Work to complete | Print the listing below exactly.

Material shown |
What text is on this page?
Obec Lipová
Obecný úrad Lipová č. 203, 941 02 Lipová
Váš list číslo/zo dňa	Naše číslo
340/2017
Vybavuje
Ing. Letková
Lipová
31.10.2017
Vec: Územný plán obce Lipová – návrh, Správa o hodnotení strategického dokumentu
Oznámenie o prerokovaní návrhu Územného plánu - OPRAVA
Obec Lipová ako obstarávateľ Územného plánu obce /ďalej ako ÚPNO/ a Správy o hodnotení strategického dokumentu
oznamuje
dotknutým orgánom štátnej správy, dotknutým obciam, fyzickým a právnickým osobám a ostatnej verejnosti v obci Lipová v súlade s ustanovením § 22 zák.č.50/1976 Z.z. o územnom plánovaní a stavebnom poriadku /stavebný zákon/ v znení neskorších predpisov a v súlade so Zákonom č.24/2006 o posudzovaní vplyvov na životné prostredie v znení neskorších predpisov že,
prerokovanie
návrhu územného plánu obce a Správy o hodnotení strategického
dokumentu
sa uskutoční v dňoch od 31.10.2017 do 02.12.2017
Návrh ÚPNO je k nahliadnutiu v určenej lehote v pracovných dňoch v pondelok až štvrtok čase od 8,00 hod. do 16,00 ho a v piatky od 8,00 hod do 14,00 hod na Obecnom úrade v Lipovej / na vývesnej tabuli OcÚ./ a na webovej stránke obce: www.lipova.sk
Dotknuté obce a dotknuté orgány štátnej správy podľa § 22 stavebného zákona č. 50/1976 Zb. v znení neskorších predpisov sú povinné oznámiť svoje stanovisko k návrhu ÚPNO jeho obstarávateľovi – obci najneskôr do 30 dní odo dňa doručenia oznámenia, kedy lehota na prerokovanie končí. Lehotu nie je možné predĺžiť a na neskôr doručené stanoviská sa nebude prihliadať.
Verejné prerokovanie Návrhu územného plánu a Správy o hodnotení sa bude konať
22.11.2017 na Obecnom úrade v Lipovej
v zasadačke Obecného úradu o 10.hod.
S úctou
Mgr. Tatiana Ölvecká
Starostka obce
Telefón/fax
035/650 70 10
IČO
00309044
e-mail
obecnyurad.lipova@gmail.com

Finished exercise |
What text is on this page?
Obec Lipová
Obecný úrad Lipová č. 203, 941 02 Lipová
Váš list číslo/zo dňa	Naše číslo
340/2017
Vybavuje
Ing. Letková
Lipová
31.10.2017
Vec: Územný plán obce Lipová – návrh, Správa o hodnotení strategického dokumentu
Oznámenie o prerokovaní návrhu Územného plánu - OPRAVA
Obec Lipová ako obstarávateľ Územného plánu obce /ďalej ako ÚPNO/ a Správy o hodnotení strategického dokumentu
oznamuje
dotknutým orgánom štátnej správy, dotknutým obciam, fyzickým a právnickým osobám a ostatnej verejnosti v obci Lipová v súlade s ustanovením § 22 zák.č.50/1976 Z.z. o územnom plánovaní a stavebnom poriadku /stavebný zákon/ v znení neskorších predpisov a v súlade so Zákonom č.24/2006 o posudzovaní vplyvov na životné prostredie v znení neskorších predpisov že,
prerokovanie
návrhu územného plánu obce a Správy o hodnotení strategického
dokumentu
sa uskutoční v dňoch od 31.10.2017 do 02.12.2017
Návrh ÚPNO je k nahliadnutiu v určenej lehote v pracovných dňoch v pondelok až štvrtok čase od 8,00 hod. do 16,00 ho a v piatky od 8,00 hod do 14,00 hod na Obecnom úrade v Lipovej / na vývesnej tabuli OcÚ./ a na webovej stránke obce: www.lipova.sk
Dotknuté obce a dotknuté orgány štátnej správy podľa § 22 stavebného zákona č. 50/1976 Zb. v znení neskorších predpisov sú povinné oznámiť svoje stanovisko k návrhu ÚPNO jeho obstarávateľovi – obci najneskôr do 30 dní odo dňa doručenia oznámenia, kedy lehota na prerokovanie končí. Lehotu nie je možné predĺžiť a na neskôr doručené stanoviská sa nebude prihliadať.
Verejné prerokovanie Návrhu územného plánu a Správy o hodnotení sa bude konať
22.11.2017 na Obecnom úrade v Lipovej
v zasadačke Obecného úradu o 10.hod.
S úctou
Mgr. Tatiana Ölvecká
Starostka obce
Telefón/fax
035/650 70 10
IČO
00309044
e-mail
obecnyurad.lipova@gmail.com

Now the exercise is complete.